RECORDS FOR THIS TASK:
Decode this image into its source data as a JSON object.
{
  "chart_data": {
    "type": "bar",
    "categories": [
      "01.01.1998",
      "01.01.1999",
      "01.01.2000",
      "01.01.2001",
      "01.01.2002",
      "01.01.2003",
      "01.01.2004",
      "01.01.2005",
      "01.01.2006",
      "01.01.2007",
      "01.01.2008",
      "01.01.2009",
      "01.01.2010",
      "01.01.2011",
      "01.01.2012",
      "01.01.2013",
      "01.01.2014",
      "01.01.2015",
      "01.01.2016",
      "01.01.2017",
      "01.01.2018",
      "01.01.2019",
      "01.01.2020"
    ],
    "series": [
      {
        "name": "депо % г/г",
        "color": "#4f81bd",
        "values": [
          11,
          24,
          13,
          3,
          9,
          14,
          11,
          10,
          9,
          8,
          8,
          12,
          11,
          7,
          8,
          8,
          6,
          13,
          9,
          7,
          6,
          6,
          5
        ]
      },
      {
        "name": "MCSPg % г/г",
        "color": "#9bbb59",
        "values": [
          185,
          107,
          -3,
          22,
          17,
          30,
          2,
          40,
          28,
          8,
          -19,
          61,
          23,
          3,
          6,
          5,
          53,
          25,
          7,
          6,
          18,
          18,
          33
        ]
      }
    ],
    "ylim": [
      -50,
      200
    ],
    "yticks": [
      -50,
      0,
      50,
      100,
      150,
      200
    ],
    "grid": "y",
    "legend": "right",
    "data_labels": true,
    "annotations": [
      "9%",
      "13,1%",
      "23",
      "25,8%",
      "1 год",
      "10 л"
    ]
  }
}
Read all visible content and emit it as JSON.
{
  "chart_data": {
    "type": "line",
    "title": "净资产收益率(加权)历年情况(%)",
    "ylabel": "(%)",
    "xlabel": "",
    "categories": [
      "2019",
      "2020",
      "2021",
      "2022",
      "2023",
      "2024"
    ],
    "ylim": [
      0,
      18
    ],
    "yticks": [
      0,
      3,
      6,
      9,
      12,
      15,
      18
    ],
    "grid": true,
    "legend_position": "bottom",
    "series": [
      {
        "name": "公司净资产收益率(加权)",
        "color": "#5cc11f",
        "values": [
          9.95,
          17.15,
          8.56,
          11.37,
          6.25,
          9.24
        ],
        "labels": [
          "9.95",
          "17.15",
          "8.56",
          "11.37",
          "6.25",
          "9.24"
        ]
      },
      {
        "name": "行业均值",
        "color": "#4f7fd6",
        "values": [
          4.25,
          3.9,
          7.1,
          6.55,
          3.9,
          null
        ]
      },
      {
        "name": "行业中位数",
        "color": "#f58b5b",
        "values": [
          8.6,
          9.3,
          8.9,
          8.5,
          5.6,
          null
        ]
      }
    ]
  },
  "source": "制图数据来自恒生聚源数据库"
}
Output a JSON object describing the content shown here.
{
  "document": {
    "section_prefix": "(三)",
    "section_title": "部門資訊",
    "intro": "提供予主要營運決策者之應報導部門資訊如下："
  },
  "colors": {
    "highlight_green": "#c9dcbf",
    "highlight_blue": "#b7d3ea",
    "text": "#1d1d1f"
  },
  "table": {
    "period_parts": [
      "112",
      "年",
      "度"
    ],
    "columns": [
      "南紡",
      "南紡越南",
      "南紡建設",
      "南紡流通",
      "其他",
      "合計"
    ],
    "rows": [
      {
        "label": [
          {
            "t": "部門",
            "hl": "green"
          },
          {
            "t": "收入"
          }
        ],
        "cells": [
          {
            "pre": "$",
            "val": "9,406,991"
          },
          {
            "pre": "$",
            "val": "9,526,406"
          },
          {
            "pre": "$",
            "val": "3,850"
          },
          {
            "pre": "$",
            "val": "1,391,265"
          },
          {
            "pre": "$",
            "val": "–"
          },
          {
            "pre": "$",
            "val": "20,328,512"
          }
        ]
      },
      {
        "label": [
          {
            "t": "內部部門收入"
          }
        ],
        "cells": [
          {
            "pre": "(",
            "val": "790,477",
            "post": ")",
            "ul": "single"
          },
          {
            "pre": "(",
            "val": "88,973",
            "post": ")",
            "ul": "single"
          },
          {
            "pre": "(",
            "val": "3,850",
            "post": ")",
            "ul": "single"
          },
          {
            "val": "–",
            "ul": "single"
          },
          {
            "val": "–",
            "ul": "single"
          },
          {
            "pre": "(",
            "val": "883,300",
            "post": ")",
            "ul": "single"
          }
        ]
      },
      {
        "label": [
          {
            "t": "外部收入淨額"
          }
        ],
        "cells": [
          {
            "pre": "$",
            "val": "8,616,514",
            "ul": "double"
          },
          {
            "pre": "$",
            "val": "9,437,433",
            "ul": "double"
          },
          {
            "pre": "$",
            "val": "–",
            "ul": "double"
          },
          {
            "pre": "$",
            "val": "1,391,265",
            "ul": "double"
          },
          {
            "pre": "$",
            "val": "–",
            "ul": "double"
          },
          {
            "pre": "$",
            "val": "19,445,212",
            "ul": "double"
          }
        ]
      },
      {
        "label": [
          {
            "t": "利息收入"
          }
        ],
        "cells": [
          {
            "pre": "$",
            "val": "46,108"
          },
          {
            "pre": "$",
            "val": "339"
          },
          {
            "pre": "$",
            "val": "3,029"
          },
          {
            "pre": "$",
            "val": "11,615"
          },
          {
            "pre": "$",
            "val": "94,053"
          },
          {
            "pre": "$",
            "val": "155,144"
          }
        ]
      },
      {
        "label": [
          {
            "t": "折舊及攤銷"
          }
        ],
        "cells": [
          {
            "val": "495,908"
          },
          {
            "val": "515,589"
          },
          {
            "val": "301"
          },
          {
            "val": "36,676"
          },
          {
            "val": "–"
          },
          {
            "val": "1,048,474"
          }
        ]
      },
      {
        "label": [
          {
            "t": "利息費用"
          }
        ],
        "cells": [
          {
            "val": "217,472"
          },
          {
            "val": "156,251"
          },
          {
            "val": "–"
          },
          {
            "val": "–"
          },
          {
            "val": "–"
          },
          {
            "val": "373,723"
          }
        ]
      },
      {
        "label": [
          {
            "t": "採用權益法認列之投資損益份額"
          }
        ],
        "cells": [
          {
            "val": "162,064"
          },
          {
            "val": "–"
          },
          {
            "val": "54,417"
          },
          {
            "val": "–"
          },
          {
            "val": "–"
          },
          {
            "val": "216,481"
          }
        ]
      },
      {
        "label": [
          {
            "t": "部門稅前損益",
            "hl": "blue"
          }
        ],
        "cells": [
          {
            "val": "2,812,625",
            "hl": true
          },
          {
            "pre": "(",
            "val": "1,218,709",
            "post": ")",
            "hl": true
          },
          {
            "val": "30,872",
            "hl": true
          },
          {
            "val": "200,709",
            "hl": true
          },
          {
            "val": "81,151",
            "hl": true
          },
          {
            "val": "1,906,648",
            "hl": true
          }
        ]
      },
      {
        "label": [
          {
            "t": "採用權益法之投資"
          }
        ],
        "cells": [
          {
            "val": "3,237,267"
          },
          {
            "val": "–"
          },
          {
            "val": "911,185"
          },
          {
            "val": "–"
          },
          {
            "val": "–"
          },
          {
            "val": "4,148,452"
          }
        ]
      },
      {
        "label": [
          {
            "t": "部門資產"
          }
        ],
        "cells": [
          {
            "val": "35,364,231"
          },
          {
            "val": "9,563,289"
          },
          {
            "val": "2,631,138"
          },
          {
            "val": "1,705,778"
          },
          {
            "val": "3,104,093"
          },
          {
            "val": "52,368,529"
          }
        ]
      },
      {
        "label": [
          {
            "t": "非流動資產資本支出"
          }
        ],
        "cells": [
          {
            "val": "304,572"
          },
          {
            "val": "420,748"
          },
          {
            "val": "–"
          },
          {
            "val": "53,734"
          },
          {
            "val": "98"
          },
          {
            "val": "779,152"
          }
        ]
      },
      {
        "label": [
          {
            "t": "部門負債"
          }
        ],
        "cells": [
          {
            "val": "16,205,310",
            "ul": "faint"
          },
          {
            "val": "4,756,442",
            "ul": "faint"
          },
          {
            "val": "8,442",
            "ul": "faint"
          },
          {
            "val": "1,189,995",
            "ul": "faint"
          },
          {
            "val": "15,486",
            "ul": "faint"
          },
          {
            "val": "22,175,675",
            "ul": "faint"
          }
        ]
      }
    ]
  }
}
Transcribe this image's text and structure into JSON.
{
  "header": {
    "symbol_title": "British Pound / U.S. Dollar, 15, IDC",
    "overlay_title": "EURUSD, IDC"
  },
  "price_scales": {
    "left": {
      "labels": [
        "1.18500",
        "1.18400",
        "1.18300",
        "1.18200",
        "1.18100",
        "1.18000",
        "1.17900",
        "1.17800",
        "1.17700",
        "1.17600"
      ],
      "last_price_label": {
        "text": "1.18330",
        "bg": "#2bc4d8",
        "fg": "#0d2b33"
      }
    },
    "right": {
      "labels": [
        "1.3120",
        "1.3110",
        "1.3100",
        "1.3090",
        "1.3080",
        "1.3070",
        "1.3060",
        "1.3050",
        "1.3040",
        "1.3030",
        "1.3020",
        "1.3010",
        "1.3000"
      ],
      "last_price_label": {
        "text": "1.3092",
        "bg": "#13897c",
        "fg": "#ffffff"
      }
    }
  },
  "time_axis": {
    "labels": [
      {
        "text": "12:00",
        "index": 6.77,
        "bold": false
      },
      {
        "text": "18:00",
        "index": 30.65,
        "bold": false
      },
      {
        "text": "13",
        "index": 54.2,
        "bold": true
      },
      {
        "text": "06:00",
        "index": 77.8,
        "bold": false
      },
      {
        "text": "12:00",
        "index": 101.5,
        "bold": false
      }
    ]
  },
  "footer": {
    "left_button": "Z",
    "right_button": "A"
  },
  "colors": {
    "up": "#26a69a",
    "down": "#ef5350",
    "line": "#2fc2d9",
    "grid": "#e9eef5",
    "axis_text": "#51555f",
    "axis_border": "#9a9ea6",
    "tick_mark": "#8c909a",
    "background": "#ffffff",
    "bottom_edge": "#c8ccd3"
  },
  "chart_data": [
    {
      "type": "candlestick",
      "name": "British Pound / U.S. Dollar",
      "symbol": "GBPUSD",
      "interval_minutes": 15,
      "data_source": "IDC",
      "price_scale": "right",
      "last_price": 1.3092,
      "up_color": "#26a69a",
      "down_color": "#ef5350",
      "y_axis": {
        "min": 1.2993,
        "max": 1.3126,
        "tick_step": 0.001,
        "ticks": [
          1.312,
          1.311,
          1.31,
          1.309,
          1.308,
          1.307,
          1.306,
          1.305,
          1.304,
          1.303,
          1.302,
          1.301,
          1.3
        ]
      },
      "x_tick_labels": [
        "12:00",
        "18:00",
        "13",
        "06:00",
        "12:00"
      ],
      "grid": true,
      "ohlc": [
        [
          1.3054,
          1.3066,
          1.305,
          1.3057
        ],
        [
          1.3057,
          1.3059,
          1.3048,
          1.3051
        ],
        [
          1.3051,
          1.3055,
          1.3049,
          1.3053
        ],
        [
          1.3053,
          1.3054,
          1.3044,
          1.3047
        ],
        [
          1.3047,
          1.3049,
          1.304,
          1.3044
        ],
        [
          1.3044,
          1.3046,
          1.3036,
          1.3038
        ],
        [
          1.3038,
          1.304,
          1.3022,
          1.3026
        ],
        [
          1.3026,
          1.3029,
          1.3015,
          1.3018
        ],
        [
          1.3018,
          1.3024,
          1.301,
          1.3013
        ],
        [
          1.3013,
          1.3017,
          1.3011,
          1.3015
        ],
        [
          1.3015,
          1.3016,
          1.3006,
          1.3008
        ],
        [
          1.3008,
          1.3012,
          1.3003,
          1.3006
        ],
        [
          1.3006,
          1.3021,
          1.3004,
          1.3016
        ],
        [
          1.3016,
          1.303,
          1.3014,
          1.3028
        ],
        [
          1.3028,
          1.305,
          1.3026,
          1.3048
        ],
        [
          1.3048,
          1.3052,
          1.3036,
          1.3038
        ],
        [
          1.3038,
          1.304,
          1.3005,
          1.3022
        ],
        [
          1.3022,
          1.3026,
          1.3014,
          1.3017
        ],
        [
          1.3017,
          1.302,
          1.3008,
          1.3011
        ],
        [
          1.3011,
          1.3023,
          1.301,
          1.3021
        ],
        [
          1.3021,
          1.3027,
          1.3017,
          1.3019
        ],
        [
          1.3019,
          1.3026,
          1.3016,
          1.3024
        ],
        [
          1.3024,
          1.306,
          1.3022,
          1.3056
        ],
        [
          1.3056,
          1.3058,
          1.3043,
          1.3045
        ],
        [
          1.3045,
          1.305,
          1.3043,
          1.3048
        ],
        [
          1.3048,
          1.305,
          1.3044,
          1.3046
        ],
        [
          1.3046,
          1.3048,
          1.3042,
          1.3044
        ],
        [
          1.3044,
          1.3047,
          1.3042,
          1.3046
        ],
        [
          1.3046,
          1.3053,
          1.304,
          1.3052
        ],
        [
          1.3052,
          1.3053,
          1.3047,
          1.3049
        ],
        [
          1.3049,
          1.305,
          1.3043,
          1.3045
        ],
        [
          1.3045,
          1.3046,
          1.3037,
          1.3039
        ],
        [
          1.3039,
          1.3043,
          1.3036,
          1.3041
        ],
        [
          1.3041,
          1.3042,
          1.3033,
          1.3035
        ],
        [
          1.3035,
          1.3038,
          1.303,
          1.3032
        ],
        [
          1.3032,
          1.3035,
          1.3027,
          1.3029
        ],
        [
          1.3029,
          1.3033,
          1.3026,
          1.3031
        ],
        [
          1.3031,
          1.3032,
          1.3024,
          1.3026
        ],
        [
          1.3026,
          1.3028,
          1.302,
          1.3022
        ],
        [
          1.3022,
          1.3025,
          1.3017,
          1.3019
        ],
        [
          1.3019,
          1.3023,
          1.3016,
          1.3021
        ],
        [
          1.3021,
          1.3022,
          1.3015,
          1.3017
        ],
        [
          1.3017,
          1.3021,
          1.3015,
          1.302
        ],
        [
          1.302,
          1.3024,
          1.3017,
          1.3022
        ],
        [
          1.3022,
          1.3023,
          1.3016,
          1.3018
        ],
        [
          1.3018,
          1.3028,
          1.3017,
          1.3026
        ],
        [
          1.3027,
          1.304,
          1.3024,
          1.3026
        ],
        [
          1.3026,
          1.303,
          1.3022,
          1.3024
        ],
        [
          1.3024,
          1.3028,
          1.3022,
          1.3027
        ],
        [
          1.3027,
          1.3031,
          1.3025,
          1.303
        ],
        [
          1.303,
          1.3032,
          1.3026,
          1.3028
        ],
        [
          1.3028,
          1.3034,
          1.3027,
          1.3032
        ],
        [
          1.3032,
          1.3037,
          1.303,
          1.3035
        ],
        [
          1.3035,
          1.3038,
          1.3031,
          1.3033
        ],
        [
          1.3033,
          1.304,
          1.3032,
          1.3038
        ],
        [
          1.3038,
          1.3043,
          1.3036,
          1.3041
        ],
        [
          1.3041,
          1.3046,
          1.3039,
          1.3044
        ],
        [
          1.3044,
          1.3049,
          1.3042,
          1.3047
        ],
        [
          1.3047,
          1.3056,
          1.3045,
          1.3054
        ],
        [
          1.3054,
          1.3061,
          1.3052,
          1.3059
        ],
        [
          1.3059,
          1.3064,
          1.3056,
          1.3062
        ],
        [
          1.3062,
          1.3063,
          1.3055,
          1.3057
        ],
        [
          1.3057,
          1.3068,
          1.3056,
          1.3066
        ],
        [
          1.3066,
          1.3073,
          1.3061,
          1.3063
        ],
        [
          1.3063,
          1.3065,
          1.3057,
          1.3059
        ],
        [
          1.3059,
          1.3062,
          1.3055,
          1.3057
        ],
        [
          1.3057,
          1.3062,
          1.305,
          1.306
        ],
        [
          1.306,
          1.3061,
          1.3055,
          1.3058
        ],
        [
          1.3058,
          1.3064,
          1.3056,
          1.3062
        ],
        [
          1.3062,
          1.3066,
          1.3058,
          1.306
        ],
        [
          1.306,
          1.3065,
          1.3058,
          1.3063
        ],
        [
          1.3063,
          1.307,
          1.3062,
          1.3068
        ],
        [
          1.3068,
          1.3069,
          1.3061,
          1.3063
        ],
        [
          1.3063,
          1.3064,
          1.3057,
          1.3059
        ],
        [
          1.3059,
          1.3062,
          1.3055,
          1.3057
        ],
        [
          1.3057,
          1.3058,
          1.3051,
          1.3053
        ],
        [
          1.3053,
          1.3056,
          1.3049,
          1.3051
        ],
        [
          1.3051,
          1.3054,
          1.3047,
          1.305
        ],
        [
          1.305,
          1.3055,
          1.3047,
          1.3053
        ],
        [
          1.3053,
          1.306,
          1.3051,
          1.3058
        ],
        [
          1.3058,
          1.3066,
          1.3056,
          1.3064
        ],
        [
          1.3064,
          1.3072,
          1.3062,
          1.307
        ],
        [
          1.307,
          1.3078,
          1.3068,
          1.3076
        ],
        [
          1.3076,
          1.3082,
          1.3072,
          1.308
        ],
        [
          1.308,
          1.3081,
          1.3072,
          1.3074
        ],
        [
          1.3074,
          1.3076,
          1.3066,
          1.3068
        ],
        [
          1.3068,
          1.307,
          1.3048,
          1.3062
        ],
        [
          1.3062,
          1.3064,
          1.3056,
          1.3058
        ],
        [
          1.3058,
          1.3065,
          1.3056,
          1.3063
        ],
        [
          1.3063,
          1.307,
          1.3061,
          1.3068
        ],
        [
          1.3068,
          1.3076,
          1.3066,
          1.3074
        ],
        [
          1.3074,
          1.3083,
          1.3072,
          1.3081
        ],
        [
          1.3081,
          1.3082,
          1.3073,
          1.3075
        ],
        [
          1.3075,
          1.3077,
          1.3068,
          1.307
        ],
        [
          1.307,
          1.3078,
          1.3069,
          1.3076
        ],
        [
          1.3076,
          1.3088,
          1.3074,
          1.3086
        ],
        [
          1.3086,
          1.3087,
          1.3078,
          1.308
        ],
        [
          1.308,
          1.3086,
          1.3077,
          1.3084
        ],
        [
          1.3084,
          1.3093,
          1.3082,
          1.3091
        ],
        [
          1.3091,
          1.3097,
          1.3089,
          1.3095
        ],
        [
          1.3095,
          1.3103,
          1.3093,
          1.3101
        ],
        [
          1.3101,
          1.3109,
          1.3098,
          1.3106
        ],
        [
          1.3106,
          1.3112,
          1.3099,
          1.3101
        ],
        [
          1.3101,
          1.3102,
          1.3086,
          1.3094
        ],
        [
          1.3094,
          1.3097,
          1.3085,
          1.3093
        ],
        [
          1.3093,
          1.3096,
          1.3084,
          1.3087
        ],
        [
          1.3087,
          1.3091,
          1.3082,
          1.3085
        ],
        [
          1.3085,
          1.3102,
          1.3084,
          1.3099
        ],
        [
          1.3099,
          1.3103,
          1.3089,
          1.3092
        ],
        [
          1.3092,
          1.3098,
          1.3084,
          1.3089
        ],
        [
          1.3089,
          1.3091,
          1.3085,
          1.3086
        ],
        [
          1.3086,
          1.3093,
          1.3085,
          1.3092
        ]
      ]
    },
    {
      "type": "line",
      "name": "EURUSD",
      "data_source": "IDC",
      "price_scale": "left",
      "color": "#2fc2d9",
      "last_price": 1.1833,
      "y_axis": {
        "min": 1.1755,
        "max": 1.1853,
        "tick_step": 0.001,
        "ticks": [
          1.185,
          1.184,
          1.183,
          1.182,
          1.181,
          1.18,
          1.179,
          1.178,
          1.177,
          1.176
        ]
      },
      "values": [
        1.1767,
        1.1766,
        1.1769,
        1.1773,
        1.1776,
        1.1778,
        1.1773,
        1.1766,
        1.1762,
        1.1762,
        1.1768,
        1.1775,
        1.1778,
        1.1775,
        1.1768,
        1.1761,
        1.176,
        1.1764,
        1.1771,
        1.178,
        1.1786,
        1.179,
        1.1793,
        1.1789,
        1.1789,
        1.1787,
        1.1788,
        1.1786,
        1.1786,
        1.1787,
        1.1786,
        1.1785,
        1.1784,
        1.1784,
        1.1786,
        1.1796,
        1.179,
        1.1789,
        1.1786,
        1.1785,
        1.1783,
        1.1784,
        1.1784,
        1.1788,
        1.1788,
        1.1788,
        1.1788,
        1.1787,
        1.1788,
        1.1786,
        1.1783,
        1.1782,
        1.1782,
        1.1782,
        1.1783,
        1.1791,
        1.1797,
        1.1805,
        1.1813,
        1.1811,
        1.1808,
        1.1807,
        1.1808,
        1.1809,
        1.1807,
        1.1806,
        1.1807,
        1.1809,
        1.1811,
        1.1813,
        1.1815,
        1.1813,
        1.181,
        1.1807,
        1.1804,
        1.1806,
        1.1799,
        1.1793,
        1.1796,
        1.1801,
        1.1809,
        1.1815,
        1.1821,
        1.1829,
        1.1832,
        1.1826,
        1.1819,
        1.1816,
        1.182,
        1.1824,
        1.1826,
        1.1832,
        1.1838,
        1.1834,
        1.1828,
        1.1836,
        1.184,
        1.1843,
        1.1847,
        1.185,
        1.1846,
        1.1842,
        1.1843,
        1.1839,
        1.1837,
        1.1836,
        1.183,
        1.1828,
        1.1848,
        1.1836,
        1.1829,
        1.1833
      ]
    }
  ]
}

AIM OF THE TASK:
Show every line from the entries above in which the word "JSON" appears.

RESULT OF THIS EXERCISE:
Decode this image into its source data as a JSON object.
Read all visible content and emit it as JSON.
Output a JSON object describing the content shown here.
Transcribe this image's text and structure into JSON.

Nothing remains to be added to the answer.